• REQUIRED TASK
Repeat the material verbatim. Images are excluded from the copy.

--- begin ---

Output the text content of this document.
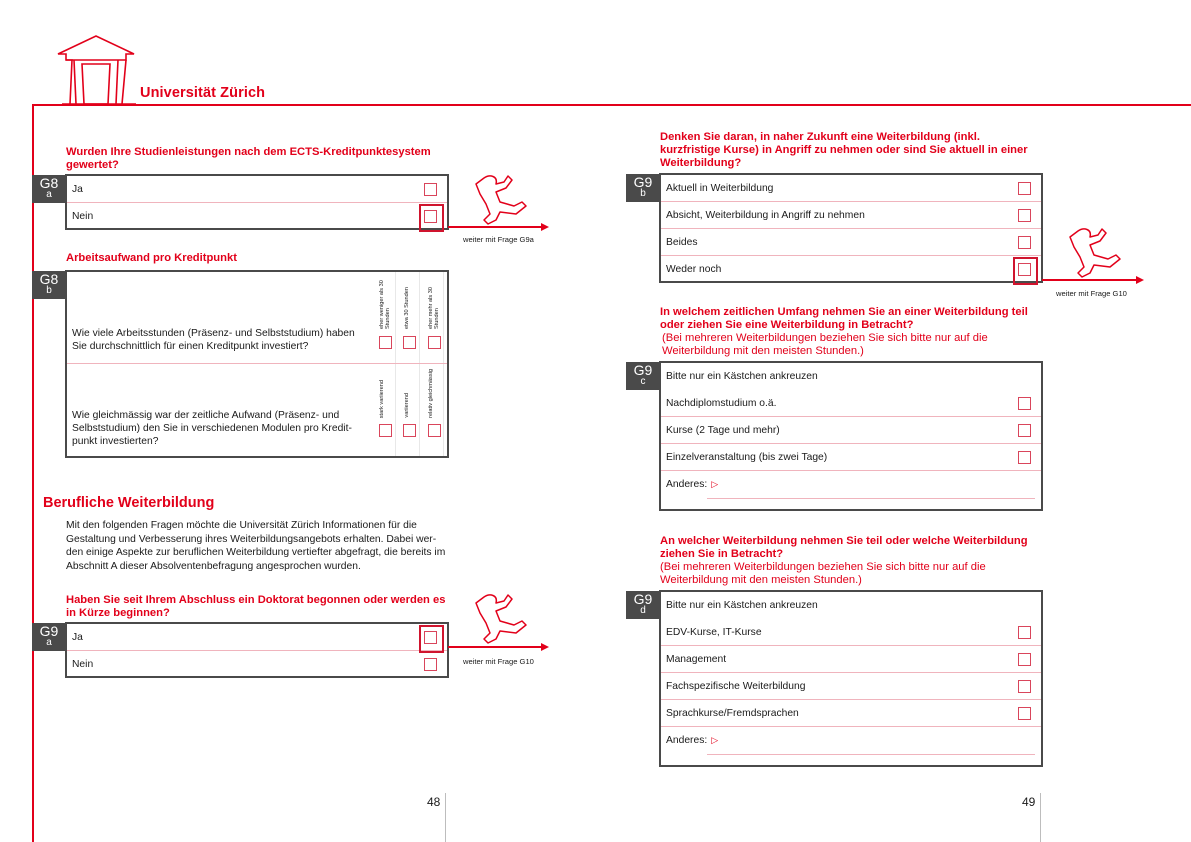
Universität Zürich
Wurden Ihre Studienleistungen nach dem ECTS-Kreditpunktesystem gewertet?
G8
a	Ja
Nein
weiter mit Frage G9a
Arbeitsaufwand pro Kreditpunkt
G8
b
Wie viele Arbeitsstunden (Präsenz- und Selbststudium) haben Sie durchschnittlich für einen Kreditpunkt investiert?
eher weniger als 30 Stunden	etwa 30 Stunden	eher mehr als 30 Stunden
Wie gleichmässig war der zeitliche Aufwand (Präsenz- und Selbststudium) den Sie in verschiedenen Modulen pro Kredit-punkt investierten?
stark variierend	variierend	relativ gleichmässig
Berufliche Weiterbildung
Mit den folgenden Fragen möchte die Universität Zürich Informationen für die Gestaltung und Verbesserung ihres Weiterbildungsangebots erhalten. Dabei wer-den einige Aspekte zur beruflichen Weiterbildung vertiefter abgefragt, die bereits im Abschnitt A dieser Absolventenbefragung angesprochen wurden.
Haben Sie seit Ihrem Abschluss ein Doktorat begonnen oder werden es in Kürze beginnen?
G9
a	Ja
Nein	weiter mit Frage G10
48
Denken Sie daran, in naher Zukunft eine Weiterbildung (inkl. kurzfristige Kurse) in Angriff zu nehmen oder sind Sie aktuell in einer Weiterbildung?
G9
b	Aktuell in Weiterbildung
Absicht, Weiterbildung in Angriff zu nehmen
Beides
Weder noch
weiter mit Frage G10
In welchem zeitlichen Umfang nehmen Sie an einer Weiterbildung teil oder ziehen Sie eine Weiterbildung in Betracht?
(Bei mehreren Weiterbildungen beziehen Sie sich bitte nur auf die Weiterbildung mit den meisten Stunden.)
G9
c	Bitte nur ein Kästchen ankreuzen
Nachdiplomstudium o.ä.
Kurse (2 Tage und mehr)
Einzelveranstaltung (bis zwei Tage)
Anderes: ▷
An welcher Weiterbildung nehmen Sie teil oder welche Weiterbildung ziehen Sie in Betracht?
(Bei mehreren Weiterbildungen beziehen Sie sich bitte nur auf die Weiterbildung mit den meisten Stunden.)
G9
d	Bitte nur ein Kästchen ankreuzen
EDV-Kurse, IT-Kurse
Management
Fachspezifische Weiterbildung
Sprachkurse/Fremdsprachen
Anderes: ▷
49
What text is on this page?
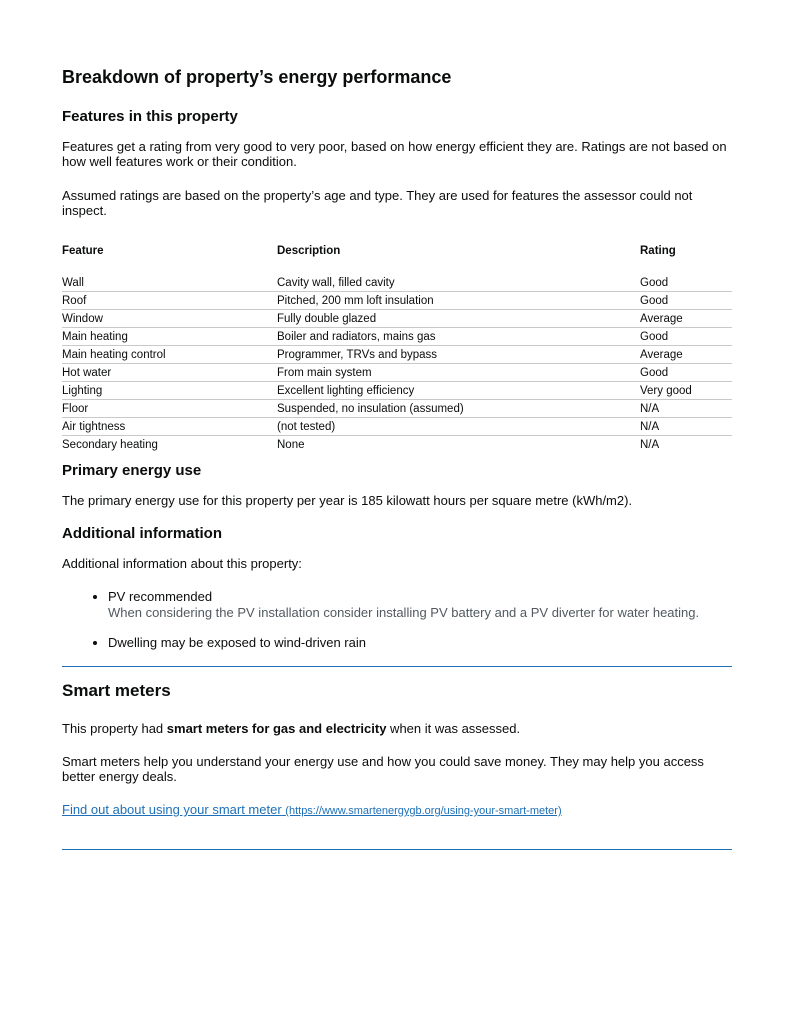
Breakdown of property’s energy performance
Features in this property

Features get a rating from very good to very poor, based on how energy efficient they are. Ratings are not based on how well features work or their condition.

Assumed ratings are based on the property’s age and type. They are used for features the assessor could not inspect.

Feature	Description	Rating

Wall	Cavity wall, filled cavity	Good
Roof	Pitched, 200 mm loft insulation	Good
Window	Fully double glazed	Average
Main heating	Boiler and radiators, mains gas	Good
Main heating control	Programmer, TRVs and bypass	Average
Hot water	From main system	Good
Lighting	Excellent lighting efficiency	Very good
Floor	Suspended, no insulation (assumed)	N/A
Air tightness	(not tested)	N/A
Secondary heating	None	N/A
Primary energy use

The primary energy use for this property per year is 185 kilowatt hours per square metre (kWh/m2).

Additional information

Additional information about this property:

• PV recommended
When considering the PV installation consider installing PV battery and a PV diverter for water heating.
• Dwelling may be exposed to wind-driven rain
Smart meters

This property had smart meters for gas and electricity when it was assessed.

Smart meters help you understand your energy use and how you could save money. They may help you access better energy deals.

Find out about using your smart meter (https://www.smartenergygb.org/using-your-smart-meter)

--- end ---

• RESULT FOR THIS TASK
Output the text content of this document.
Universität Zürich
Wurden Ihre Studienleistungen nach dem ECTS-Kreditpunktesystem gewertet?
G8
a	Ja
Nein
weiter mit Frage G9a
Arbeitsaufwand pro Kreditpunkt
G8
b
Wie viele Arbeitsstunden (Präsenz- und Selbststudium) haben Sie durchschnittlich für einen Kreditpunkt investiert?
eher weniger als 30 Stunden	etwa 30 Stunden	eher mehr als 30 Stunden
Wie gleichmässig war der zeitliche Aufwand (Präsenz- und Selbststudium) den Sie in verschiedenen Modulen pro Kredit-punkt investierten?
stark variierend	variierend	relativ gleichmässig
Berufliche Weiterbildung
Mit den folgenden Fragen möchte die Universität Zürich Informationen für die Gestaltung und Verbesserung ihres Weiterbildungsangebots erhalten. Dabei wer-den einige Aspekte zur beruflichen Weiterbildung vertiefter abgefragt, die bereits im Abschnitt A dieser Absolventenbefragung angesprochen wurden.
Haben Sie seit Ihrem Abschluss ein Doktorat begonnen oder werden es in Kürze beginnen?
G9
a	Ja
Nein	weiter mit Frage G10
48
Denken Sie daran, in naher Zukunft eine Weiterbildung (inkl. kurzfristige Kurse) in Angriff zu nehmen oder sind Sie aktuell in einer Weiterbildung?
G9
b	Aktuell in Weiterbildung
Absicht, Weiterbildung in Angriff zu nehmen
Beides
Weder noch
weiter mit Frage G10
In welchem zeitlichen Umfang nehmen Sie an einer Weiterbildung teil oder ziehen Sie eine Weiterbildung in Betracht?
(Bei mehreren Weiterbildungen beziehen Sie sich bitte nur auf die Weiterbildung mit den meisten Stunden.)
G9
c	Bitte nur ein Kästchen ankreuzen
Nachdiplomstudium o.ä.
Kurse (2 Tage und mehr)
Einzelveranstaltung (bis zwei Tage)
Anderes: ▷
An welcher Weiterbildung nehmen Sie teil oder welche Weiterbildung ziehen Sie in Betracht?
(Bei mehreren Weiterbildungen beziehen Sie sich bitte nur auf die Weiterbildung mit den meisten Stunden.)
G9
d	Bitte nur ein Kästchen ankreuzen
EDV-Kurse, IT-Kurse
Management
Fachspezifische Weiterbildung
Sprachkurse/Fremdsprachen
Anderes: ▷
49
What text is on this page?
Breakdown of property’s energy performance
Features in this property

Features get a rating from very good to very poor, based on how energy efficient they are. Ratings are not based on how well features work or their condition.

Assumed ratings are based on the property’s age and type. They are used for features the assessor could not inspect.

Feature	Description	Rating

Wall	Cavity wall, filled cavity	Good
Roof	Pitched, 200 mm loft insulation	Good
Window	Fully double glazed	Average
Main heating	Boiler and radiators, mains gas	Good
Main heating control	Programmer, TRVs and bypass	Average
Hot water	From main system	Good
Lighting	Excellent lighting efficiency	Very good
Floor	Suspended, no insulation (assumed)	N/A
Air tightness	(not tested)	N/A
Secondary heating	None	N/A
Primary energy use

The primary energy use for this property per year is 185 kilowatt hours per square metre (kWh/m2).

Additional information

Additional information about this property:

• PV recommended
When considering the PV installation consider installing PV battery and a PV diverter for water heating.
• Dwelling may be exposed to wind-driven rain
Smart meters

This property had smart meters for gas and electricity when it was assessed.

Smart meters help you understand your energy use and how you could save money. They may help you access better energy deals.

Find out about using your smart meter (https://www.smartenergygb.org/using-your-smart-meter)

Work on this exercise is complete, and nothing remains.